╭─ Material
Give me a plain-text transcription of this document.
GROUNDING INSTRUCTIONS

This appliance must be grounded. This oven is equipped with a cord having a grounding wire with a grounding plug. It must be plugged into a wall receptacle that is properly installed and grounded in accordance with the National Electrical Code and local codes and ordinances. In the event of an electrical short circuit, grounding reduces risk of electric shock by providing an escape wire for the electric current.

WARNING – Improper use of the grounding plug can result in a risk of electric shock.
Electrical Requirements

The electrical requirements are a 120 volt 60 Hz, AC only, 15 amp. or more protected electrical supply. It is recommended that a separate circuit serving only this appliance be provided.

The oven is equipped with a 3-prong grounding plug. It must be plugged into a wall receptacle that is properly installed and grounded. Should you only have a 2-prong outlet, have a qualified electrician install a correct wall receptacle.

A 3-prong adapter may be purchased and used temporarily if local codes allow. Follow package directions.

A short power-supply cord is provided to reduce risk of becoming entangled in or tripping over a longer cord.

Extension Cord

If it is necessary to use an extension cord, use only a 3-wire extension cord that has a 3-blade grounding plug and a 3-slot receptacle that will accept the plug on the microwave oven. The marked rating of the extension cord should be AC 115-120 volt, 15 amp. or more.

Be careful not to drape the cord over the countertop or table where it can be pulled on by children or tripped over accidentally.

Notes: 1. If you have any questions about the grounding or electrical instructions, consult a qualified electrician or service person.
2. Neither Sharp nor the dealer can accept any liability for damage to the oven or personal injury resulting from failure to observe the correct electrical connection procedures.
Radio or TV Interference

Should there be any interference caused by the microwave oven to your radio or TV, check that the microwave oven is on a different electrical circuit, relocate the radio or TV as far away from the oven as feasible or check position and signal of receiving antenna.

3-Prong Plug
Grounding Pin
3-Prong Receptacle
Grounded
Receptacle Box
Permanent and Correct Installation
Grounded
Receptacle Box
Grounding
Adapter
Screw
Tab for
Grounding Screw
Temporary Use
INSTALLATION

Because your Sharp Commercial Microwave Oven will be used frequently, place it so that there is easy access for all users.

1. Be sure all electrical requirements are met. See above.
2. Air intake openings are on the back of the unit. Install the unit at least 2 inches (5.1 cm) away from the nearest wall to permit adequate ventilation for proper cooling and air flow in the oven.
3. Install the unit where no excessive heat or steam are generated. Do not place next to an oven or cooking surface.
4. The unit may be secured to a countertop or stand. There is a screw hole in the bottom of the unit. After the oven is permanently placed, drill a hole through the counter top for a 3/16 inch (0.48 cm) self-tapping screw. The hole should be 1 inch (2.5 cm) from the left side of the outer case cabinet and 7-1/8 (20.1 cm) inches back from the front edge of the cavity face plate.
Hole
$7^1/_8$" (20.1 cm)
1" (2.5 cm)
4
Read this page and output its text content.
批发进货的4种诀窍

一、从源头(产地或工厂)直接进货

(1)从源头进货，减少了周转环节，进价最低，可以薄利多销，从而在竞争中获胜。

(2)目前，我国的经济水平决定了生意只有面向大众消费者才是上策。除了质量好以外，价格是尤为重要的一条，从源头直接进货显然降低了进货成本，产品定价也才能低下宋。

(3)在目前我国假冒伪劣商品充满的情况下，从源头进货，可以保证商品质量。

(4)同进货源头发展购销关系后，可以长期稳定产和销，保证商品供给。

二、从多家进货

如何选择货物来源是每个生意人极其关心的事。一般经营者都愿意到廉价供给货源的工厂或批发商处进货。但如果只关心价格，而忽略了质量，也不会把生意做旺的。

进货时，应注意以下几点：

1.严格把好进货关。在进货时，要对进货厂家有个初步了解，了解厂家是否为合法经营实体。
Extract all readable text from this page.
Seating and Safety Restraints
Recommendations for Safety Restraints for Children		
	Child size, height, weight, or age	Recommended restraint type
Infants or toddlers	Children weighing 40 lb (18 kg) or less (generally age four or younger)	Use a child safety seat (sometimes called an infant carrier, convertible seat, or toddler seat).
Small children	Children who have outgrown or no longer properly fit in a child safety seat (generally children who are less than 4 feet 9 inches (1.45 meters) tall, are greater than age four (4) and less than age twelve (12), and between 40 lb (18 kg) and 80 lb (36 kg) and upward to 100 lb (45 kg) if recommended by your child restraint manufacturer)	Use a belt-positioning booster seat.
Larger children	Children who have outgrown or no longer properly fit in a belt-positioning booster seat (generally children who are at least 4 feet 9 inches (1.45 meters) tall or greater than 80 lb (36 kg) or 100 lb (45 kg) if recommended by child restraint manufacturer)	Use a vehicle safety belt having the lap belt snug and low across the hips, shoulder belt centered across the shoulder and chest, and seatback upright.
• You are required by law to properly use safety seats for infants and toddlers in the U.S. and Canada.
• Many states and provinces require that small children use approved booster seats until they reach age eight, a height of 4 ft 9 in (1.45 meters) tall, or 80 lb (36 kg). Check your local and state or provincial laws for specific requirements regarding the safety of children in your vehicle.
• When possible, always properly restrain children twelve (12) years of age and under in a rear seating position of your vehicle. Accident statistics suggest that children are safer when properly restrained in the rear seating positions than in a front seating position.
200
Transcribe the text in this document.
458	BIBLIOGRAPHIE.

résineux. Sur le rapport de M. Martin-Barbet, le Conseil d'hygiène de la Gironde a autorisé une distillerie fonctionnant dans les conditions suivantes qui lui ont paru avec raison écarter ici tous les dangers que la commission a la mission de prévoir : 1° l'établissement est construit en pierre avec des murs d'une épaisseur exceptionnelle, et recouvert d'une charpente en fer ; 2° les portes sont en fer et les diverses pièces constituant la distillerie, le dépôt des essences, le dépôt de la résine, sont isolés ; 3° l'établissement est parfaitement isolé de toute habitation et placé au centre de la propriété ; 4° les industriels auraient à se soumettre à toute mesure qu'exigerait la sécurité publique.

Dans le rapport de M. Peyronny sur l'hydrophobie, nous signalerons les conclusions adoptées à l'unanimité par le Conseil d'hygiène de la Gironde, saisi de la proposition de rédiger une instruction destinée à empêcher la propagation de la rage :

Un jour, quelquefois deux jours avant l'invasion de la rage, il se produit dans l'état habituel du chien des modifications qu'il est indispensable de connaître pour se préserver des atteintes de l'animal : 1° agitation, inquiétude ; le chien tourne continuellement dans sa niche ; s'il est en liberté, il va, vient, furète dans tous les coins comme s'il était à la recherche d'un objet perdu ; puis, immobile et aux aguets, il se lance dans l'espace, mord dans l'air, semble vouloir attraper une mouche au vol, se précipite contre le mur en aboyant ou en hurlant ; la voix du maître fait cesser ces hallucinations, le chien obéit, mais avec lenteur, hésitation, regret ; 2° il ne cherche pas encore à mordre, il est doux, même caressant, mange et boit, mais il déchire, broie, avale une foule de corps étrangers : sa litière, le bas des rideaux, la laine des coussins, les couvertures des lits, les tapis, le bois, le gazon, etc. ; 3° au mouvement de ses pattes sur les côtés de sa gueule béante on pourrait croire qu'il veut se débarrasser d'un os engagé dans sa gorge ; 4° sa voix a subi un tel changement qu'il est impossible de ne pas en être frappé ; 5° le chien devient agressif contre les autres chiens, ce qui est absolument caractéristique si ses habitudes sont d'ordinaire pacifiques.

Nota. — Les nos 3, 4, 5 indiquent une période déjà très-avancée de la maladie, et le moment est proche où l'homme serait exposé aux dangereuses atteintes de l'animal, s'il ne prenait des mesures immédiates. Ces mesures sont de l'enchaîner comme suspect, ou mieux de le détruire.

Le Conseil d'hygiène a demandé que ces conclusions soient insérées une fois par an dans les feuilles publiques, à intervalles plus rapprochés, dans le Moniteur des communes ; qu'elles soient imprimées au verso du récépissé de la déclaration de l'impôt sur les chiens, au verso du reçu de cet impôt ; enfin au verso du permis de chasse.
╰─
• Instructions to follow: Your task is to retype all of the records exactly.

• Problem solution:
Give me a plain-text transcription of this document.
GROUNDING INSTRUCTIONS

This appliance must be grounded. This oven is equipped with a cord having a grounding wire with a grounding plug. It must be plugged into a wall receptacle that is properly installed and grounded in accordance with the National Electrical Code and local codes and ordinances. In the event of an electrical short circuit, grounding reduces risk of electric shock by providing an escape wire for the electric current.

WARNING – Improper use of the grounding plug can result in a risk of electric shock.
Electrical Requirements

The electrical requirements are a 120 volt 60 Hz, AC only, 15 amp. or more protected electrical supply. It is recommended that a separate circuit serving only this appliance be provided.

The oven is equipped with a 3-prong grounding plug. It must be plugged into a wall receptacle that is properly installed and grounded. Should you only have a 2-prong outlet, have a qualified electrician install a correct wall receptacle.

A 3-prong adapter may be purchased and used temporarily if local codes allow. Follow package directions.

A short power-supply cord is provided to reduce risk of becoming entangled in or tripping over a longer cord.

Extension Cord

If it is necessary to use an extension cord, use only a 3-wire extension cord that has a 3-blade grounding plug and a 3-slot receptacle that will accept the plug on the microwave oven. The marked rating of the extension cord should be AC 115-120 volt, 15 amp. or more.

Be careful not to drape the cord over the countertop or table where it can be pulled on by children or tripped over accidentally.

Notes: 1. If you have any questions about the grounding or electrical instructions, consult a qualified electrician or service person.
2. Neither Sharp nor the dealer can accept any liability for damage to the oven or personal injury resulting from failure to observe the correct electrical connection procedures.
Radio or TV Interference

Should there be any interference caused by the microwave oven to your radio or TV, check that the microwave oven is on a different electrical circuit, relocate the radio or TV as far away from the oven as feasible or check position and signal of receiving antenna.

3-Prong Plug
Grounding Pin
3-Prong Receptacle
Grounded
Receptacle Box
Permanent and Correct Installation
Grounded
Receptacle Box
Grounding
Adapter
Screw
Tab for
Grounding Screw
Temporary Use
INSTALLATION

Because your Sharp Commercial Microwave Oven will be used frequently, place it so that there is easy access for all users.

1. Be sure all electrical requirements are met. See above.
2. Air intake openings are on the back of the unit. Install the unit at least 2 inches (5.1 cm) away from the nearest wall to permit adequate ventilation for proper cooling and air flow in the oven.
3. Install the unit where no excessive heat or steam are generated. Do not place next to an oven or cooking surface.
4. The unit may be secured to a countertop or stand. There is a screw hole in the bottom of the unit. After the oven is permanently placed, drill a hole through the counter top for a 3/16 inch (0.48 cm) self-tapping screw. The hole should be 1 inch (2.5 cm) from the left side of the outer case cabinet and 7-1/8 (20.1 cm) inches back from the front edge of the cavity face plate.
Hole
$7^1/_8$" (20.1 cm)
1" (2.5 cm)
4
Read this page and output its text content.
批发进货的4种诀窍

一、从源头(产地或工厂)直接进货

(1)从源头进货，减少了周转环节，进价最低，可以薄利多销，从而在竞争中获胜。

(2)目前，我国的经济水平决定了生意只有面向大众消费者才是上策。除了质量好以外，价格是尤为重要的一条，从源头直接进货显然降低了进货成本，产品定价也才能低下宋。

(3)在目前我国假冒伪劣商品充满的情况下，从源头进货，可以保证商品质量。

(4)同进货源头发展购销关系后，可以长期稳定产和销，保证商品供给。

二、从多家进货

如何选择货物来源是每个生意人极其关心的事。一般经营者都愿意到廉价供给货源的工厂或批发商处进货。但如果只关心价格，而忽略了质量，也不会把生意做旺的。

进货时，应注意以下几点：

1.严格把好进货关。在进货时，要对进货厂家有个初步了解，了解厂家是否为合法经营实体。
Extract all readable text from this page.
Seating and Safety Restraints
Recommendations for Safety Restraints for Children		
	Child size, height, weight, or age	Recommended restraint type
Infants or toddlers	Children weighing 40 lb (18 kg) or less (generally age four or younger)	Use a child safety seat (sometimes called an infant carrier, convertible seat, or toddler seat).
Small children	Children who have outgrown or no longer properly fit in a child safety seat (generally children who are less than 4 feet 9 inches (1.45 meters) tall, are greater than age four (4) and less than age twelve (12), and between 40 lb (18 kg) and 80 lb (36 kg) and upward to 100 lb (45 kg) if recommended by your child restraint manufacturer)	Use a belt-positioning booster seat.
Larger children	Children who have outgrown or no longer properly fit in a belt-positioning booster seat (generally children who are at least 4 feet 9 inches (1.45 meters) tall or greater than 80 lb (36 kg) or 100 lb (45 kg) if recommended by child restraint manufacturer)	Use a vehicle safety belt having the lap belt snug and low across the hips, shoulder belt centered across the shoulder and chest, and seatback upright.
• You are required by law to properly use safety seats for infants and toddlers in the U.S. and Canada.
• Many states and provinces require that small children use approved booster seats until they reach age eight, a height of 4 ft 9 in (1.45 meters) tall, or 80 lb (36 kg). Check your local and state or provincial laws for specific requirements regarding the safety of children in your vehicle.
• When possible, always properly restrain children twelve (12) years of age and under in a rear seating position of your vehicle. Accident statistics suggest that children are safer when properly restrained in the rear seating positions than in a front seating position.
200
Transcribe the text in this document.
458	BIBLIOGRAPHIE.

résineux. Sur le rapport de M. Martin-Barbet, le Conseil d'hygiène de la Gironde a autorisé une distillerie fonctionnant dans les conditions suivantes qui lui ont paru avec raison écarter ici tous les dangers que la commission a la mission de prévoir : 1° l'établissement est construit en pierre avec des murs d'une épaisseur exceptionnelle, et recouvert d'une charpente en fer ; 2° les portes sont en fer et les diverses pièces constituant la distillerie, le dépôt des essences, le dépôt de la résine, sont isolés ; 3° l'établissement est parfaitement isolé de toute habitation et placé au centre de la propriété ; 4° les industriels auraient à se soumettre à toute mesure qu'exigerait la sécurité publique.

Dans le rapport de M. Peyronny sur l'hydrophobie, nous signalerons les conclusions adoptées à l'unanimité par le Conseil d'hygiène de la Gironde, saisi de la proposition de rédiger une instruction destinée à empêcher la propagation de la rage :

Un jour, quelquefois deux jours avant l'invasion de la rage, il se produit dans l'état habituel du chien des modifications qu'il est indispensable de connaître pour se préserver des atteintes de l'animal : 1° agitation, inquiétude ; le chien tourne continuellement dans sa niche ; s'il est en liberté, il va, vient, furète dans tous les coins comme s'il était à la recherche d'un objet perdu ; puis, immobile et aux aguets, il se lance dans l'espace, mord dans l'air, semble vouloir attraper une mouche au vol, se précipite contre le mur en aboyant ou en hurlant ; la voix du maître fait cesser ces hallucinations, le chien obéit, mais avec lenteur, hésitation, regret ; 2° il ne cherche pas encore à mordre, il est doux, même caressant, mange et boit, mais il déchire, broie, avale une foule de corps étrangers : sa litière, le bas des rideaux, la laine des coussins, les couvertures des lits, les tapis, le bois, le gazon, etc. ; 3° au mouvement de ses pattes sur les côtés de sa gueule béante on pourrait croire qu'il veut se débarrasser d'un os engagé dans sa gorge ; 4° sa voix a subi un tel changement qu'il est impossible de ne pas en être frappé ; 5° le chien devient agressif contre les autres chiens, ce qui est absolument caractéristique si ses habitudes sont d'ordinaire pacifiques.

Nota. — Les nos 3, 4, 5 indiquent une période déjà très-avancée de la maladie, et le moment est proche où l'homme serait exposé aux dangereuses atteintes de l'animal, s'il ne prenait des mesures immédiates. Ces mesures sont de l'enchaîner comme suspect, ou mieux de le détruire.

Le Conseil d'hygiène a demandé que ces conclusions soient insérées une fois par an dans les feuilles publiques, à intervalles plus rapprochés, dans le Moniteur des communes ; qu'elles soient imprimées au verso du récépissé de la déclaration de l'impôt sur les chiens, au verso du reçu de cet impôt ; enfin au verso du permis de chasse.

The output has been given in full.